** begin **
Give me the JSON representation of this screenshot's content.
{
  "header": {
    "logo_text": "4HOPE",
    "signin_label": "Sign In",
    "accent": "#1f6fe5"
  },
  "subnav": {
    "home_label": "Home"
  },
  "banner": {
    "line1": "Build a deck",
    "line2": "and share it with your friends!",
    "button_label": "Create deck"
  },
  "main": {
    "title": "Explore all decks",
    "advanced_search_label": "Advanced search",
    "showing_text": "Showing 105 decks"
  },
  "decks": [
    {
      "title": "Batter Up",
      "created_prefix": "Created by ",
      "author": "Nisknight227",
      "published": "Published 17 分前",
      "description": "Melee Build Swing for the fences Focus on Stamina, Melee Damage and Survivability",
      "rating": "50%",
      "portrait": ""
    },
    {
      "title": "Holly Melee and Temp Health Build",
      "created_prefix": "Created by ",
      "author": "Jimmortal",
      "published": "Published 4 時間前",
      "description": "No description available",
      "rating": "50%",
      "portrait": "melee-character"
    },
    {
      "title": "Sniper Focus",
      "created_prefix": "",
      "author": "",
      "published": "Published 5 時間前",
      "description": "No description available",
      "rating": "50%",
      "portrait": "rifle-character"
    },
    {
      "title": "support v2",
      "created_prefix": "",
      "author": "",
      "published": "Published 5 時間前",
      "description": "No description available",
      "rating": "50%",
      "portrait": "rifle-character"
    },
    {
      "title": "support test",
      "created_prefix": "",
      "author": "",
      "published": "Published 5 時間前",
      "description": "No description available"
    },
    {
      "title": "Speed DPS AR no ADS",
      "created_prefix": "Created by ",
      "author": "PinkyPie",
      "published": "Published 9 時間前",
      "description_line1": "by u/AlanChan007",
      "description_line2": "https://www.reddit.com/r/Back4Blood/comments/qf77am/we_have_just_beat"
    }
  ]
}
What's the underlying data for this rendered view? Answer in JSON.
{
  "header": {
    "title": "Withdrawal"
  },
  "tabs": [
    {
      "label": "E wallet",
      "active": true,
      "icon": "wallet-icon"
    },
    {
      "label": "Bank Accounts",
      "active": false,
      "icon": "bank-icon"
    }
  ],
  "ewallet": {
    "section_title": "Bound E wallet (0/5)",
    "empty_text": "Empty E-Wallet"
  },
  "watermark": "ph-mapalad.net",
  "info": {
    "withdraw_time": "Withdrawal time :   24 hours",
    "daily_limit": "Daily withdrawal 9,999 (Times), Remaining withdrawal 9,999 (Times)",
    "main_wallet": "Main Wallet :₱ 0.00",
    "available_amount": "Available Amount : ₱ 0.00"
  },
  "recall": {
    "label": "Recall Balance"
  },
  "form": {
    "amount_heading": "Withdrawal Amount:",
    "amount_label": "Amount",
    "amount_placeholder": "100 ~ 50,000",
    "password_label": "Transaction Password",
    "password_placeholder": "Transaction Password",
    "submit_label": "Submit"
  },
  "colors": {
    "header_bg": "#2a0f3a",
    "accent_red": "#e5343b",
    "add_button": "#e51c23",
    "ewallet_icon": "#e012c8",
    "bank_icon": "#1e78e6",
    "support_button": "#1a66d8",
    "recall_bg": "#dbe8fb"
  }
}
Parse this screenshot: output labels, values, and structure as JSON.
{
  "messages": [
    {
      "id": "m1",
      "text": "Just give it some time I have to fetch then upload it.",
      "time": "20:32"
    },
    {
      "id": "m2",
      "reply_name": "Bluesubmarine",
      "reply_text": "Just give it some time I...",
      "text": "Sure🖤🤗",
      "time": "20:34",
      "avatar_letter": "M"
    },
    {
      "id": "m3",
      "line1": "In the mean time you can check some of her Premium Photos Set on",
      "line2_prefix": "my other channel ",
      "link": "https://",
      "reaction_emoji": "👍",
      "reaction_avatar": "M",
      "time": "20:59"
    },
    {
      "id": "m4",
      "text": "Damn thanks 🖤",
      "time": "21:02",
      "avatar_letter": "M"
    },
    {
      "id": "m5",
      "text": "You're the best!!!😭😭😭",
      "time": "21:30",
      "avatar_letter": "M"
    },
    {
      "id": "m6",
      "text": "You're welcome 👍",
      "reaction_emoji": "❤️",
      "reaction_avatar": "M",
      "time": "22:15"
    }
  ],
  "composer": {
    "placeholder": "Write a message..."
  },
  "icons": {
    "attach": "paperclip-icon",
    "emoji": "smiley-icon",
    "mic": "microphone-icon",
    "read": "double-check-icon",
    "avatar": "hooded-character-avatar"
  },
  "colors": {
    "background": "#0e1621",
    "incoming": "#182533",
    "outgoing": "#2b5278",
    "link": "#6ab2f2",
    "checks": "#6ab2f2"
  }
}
** end **
> _Exercise directions_:
Please output the complete data exactly.

> _Expected answer_:
Give me the JSON representation of this screenshot's content.
{
  "header": {
    "logo_text": "4HOPE",
    "signin_label": "Sign In",
    "accent": "#1f6fe5"
  },
  "subnav": {
    "home_label": "Home"
  },
  "banner": {
    "line1": "Build a deck",
    "line2": "and share it with your friends!",
    "button_label": "Create deck"
  },
  "main": {
    "title": "Explore all decks",
    "advanced_search_label": "Advanced search",
    "showing_text": "Showing 105 decks"
  },
  "decks": [
    {
      "title": "Batter Up",
      "created_prefix": "Created by ",
      "author": "Nisknight227",
      "published": "Published 17 分前",
      "description": "Melee Build Swing for the fences Focus on Stamina, Melee Damage and Survivability",
      "rating": "50%",
      "portrait": ""
    },
    {
      "title": "Holly Melee and Temp Health Build",
      "created_prefix": "Created by ",
      "author": "Jimmortal",
      "published": "Published 4 時間前",
      "description": "No description available",
      "rating": "50%",
      "portrait": "melee-character"
    },
    {
      "title": "Sniper Focus",
      "created_prefix": "",
      "author": "",
      "published": "Published 5 時間前",
      "description": "No description available",
      "rating": "50%",
      "portrait": "rifle-character"
    },
    {
      "title": "support v2",
      "created_prefix": "",
      "author": "",
      "published": "Published 5 時間前",
      "description": "No description available",
      "rating": "50%",
      "portrait": "rifle-character"
    },
    {
      "title": "support test",
      "created_prefix": "",
      "author": "",
      "published": "Published 5 時間前",
      "description": "No description available"
    },
    {
      "title": "Speed DPS AR no ADS",
      "created_prefix": "Created by ",
      "author": "PinkyPie",
      "published": "Published 9 時間前",
      "description_line1": "by u/AlanChan007",
      "description_line2": "https://www.reddit.com/r/Back4Blood/comments/qf77am/we_have_just_beat"
    }
  ]
}
What's the underlying data for this rendered view? Answer in JSON.
{
  "header": {
    "title": "Withdrawal"
  },
  "tabs": [
    {
      "label": "E wallet",
      "active": true,
      "icon": "wallet-icon"
    },
    {
      "label": "Bank Accounts",
      "active": false,
      "icon": "bank-icon"
    }
  ],
  "ewallet": {
    "section_title": "Bound E wallet (0/5)",
    "empty_text": "Empty E-Wallet"
  },
  "watermark": "ph-mapalad.net",
  "info": {
    "withdraw_time": "Withdrawal time :   24 hours",
    "daily_limit": "Daily withdrawal 9,999 (Times), Remaining withdrawal 9,999 (Times)",
    "main_wallet": "Main Wallet :₱ 0.00",
    "available_amount": "Available Amount : ₱ 0.00"
  },
  "recall": {
    "label": "Recall Balance"
  },
  "form": {
    "amount_heading": "Withdrawal Amount:",
    "amount_label": "Amount",
    "amount_placeholder": "100 ~ 50,000",
    "password_label": "Transaction Password",
    "password_placeholder": "Transaction Password",
    "submit_label": "Submit"
  },
  "colors": {
    "header_bg": "#2a0f3a",
    "accent_red": "#e5343b",
    "add_button": "#e51c23",
    "ewallet_icon": "#e012c8",
    "bank_icon": "#1e78e6",
    "support_button": "#1a66d8",
    "recall_bg": "#dbe8fb"
  }
}
Parse this screenshot: output labels, values, and structure as JSON.
{
  "messages": [
    {
      "id": "m1",
      "text": "Just give it some time I have to fetch then upload it.",
      "time": "20:32"
    },
    {
      "id": "m2",
      "reply_name": "Bluesubmarine",
      "reply_text": "Just give it some time I...",
      "text": "Sure🖤🤗",
      "time": "20:34",
      "avatar_letter": "M"
    },
    {
      "id": "m3",
      "line1": "In the mean time you can check some of her Premium Photos Set on",
      "line2_prefix": "my other channel ",
      "link": "https://",
      "reaction_emoji": "👍",
      "reaction_avatar": "M",
      "time": "20:59"
    },
    {
      "id": "m4",
      "text": "Damn thanks 🖤",
      "time": "21:02",
      "avatar_letter": "M"
    },
    {
      "id": "m5",
      "text": "You're the best!!!😭😭😭",
      "time": "21:30",
      "avatar_letter": "M"
    },
    {
      "id": "m6",
      "text": "You're welcome 👍",
      "reaction_emoji": "❤️",
      "reaction_avatar": "M",
      "time": "22:15"
    }
  ],
  "composer": {
    "placeholder": "Write a message..."
  },
  "icons": {
    "attach": "paperclip-icon",
    "emoji": "smiley-icon",
    "mic": "microphone-icon",
    "read": "double-check-icon",
    "avatar": "hooded-character-avatar"
  },
  "colors": {
    "background": "#0e1621",
    "incoming": "#182533",
    "outgoing": "#2b5278",
    "link": "#6ab2f2",
    "checks": "#6ab2f2"
  }
}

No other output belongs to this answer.